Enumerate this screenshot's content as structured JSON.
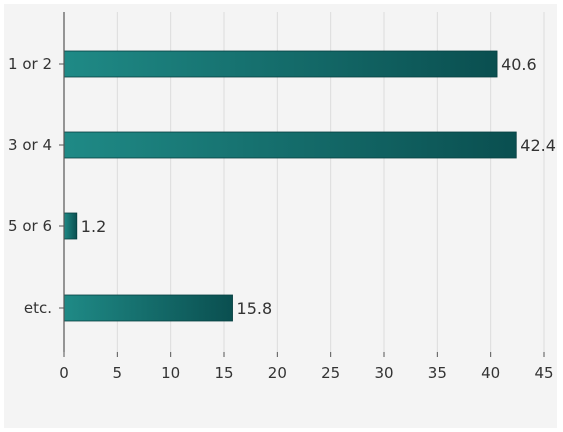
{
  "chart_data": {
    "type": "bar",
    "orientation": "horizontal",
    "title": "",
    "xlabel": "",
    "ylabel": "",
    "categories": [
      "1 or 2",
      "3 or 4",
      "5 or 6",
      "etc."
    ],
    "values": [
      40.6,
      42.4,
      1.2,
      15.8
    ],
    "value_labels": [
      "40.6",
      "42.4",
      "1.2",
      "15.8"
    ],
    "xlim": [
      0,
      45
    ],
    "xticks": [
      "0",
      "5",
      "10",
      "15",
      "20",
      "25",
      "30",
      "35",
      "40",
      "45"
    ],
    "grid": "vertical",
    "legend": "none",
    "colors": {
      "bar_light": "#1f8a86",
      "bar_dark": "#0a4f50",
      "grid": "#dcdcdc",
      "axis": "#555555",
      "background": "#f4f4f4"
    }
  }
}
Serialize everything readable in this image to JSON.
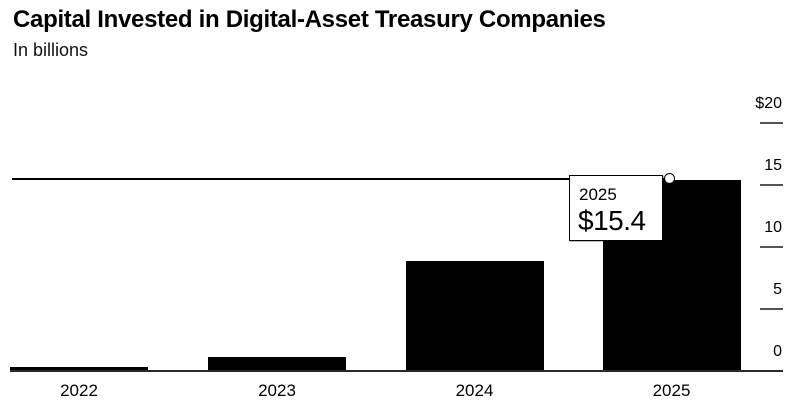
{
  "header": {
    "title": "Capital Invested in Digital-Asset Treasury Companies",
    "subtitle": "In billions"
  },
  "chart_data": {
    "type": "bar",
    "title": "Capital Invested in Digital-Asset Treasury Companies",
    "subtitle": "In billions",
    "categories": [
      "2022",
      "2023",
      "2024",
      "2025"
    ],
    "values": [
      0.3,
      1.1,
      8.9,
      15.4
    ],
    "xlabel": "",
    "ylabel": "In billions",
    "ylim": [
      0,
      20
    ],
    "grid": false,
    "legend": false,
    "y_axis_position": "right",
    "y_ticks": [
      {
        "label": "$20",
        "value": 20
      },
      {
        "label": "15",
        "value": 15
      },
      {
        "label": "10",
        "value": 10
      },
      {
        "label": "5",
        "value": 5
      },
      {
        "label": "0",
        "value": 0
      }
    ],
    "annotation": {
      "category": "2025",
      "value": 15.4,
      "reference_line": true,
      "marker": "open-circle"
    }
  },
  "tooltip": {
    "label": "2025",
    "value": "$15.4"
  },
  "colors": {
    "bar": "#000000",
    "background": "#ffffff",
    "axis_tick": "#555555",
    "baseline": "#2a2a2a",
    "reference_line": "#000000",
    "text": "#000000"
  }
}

### What this task involves
Quote every line word for word and keep the images out of the copy.

### Answer to the problem
Enumerate this screenshot's content as structured JSON.
{
  "chart_data": {
    "type": "bar",
    "orientation": "horizontal",
    "title": "",
    "xlabel": "",
    "ylabel": "",
    "categories": [
      "1 or 2",
      "3 or 4",
      "5 or 6",
      "etc."
    ],
    "values": [
      40.6,
      42.4,
      1.2,
      15.8
    ],
    "value_labels": [
      "40.6",
      "42.4",
      "1.2",
      "15.8"
    ],
    "xlim": [
      0,
      45
    ],
    "xticks": [
      "0",
      "5",
      "10",
      "15",
      "20",
      "25",
      "30",
      "35",
      "40",
      "45"
    ],
    "grid": "vertical",
    "legend": "none",
    "colors": {
      "bar_light": "#1f8a86",
      "bar_dark": "#0a4f50",
      "grid": "#dcdcdc",
      "axis": "#555555",
      "background": "#f4f4f4"
    }
  }
}
Serialize everything readable in this image to JSON.
{
  "header": {
    "title": "Capital Invested in Digital-Asset Treasury Companies",
    "subtitle": "In billions"
  },
  "chart_data": {
    "type": "bar",
    "title": "Capital Invested in Digital-Asset Treasury Companies",
    "subtitle": "In billions",
    "categories": [
      "2022",
      "2023",
      "2024",
      "2025"
    ],
    "values": [
      0.3,
      1.1,
      8.9,
      15.4
    ],
    "xlabel": "",
    "ylabel": "In billions",
    "ylim": [
      0,
      20
    ],
    "grid": false,
    "legend": false,
    "y_axis_position": "right",
    "y_ticks": [
      {
        "label": "$20",
        "value": 20
      },
      {
        "label": "15",
        "value": 15
      },
      {
        "label": "10",
        "value": 10
      },
      {
        "label": "5",
        "value": 5
      },
      {
        "label": "0",
        "value": 0
      }
    ],
    "annotation": {
      "category": "2025",
      "value": 15.4,
      "reference_line": true,
      "marker": "open-circle"
    }
  },
  "tooltip": {
    "label": "2025",
    "value": "$15.4"
  },
  "colors": {
    "bar": "#000000",
    "background": "#ffffff",
    "axis_tick": "#555555",
    "baseline": "#2a2a2a",
    "reference_line": "#000000",
    "text": "#000000"
  }
}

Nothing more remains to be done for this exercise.